─── DATA SUPPLIED ───

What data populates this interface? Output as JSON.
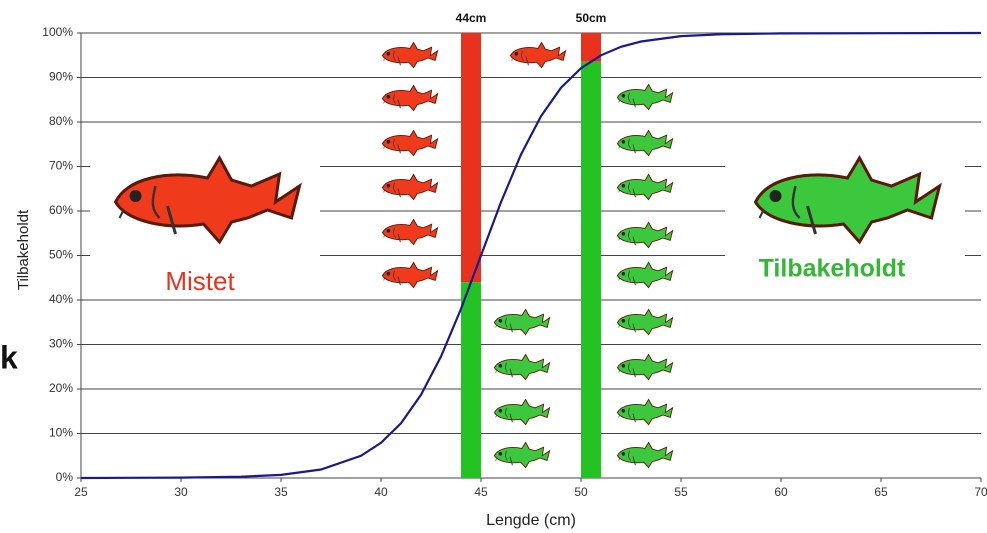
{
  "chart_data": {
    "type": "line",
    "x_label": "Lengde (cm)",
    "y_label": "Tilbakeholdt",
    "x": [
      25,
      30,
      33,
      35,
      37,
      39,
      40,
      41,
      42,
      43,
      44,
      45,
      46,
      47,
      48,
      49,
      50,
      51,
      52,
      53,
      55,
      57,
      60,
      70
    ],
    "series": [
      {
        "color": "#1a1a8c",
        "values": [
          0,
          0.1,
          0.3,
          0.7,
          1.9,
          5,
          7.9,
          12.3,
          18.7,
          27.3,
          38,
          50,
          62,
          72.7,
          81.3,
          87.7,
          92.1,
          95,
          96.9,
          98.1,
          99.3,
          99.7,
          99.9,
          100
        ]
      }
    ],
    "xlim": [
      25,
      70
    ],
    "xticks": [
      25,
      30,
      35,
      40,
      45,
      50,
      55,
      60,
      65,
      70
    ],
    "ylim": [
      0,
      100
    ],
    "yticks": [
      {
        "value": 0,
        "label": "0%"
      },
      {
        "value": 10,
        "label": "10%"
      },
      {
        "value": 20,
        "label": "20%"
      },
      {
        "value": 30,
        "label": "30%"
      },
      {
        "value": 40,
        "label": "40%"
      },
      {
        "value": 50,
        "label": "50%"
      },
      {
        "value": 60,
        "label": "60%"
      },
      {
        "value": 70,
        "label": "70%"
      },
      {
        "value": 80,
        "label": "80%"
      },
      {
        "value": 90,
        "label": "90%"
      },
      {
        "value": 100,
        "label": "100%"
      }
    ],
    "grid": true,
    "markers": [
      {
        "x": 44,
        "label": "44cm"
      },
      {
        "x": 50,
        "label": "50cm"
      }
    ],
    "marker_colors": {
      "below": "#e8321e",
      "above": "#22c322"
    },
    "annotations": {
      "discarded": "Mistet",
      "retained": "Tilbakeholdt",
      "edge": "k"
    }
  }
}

───

> _EXERCISE DETAILS_
Exclude the pictures and transcribe all of the entries exactly.

> _RESPONSE TO THE TASK_
What data populates this interface? Output as JSON.
{
  "chart_data": {
    "type": "line",
    "x_label": "Lengde (cm)",
    "y_label": "Tilbakeholdt",
    "x": [
      25,
      30,
      33,
      35,
      37,
      39,
      40,
      41,
      42,
      43,
      44,
      45,
      46,
      47,
      48,
      49,
      50,
      51,
      52,
      53,
      55,
      57,
      60,
      70
    ],
    "series": [
      {
        "color": "#1a1a8c",
        "values": [
          0,
          0.1,
          0.3,
          0.7,
          1.9,
          5,
          7.9,
          12.3,
          18.7,
          27.3,
          38,
          50,
          62,
          72.7,
          81.3,
          87.7,
          92.1,
          95,
          96.9,
          98.1,
          99.3,
          99.7,
          99.9,
          100
        ]
      }
    ],
    "xlim": [
      25,
      70
    ],
    "xticks": [
      25,
      30,
      35,
      40,
      45,
      50,
      55,
      60,
      65,
      70
    ],
    "ylim": [
      0,
      100
    ],
    "yticks": [
      {
        "value": 0,
        "label": "0%"
      },
      {
        "value": 10,
        "label": "10%"
      },
      {
        "value": 20,
        "label": "20%"
      },
      {
        "value": 30,
        "label": "30%"
      },
      {
        "value": 40,
        "label": "40%"
      },
      {
        "value": 50,
        "label": "50%"
      },
      {
        "value": 60,
        "label": "60%"
      },
      {
        "value": 70,
        "label": "70%"
      },
      {
        "value": 80,
        "label": "80%"
      },
      {
        "value": 90,
        "label": "90%"
      },
      {
        "value": 100,
        "label": "100%"
      }
    ],
    "grid": true,
    "markers": [
      {
        "x": 44,
        "label": "44cm"
      },
      {
        "x": 50,
        "label": "50cm"
      }
    ],
    "marker_colors": {
      "below": "#e8321e",
      "above": "#22c322"
    },
    "annotations": {
      "discarded": "Mistet",
      "retained": "Tilbakeholdt",
      "edge": "k"
    }
  }
}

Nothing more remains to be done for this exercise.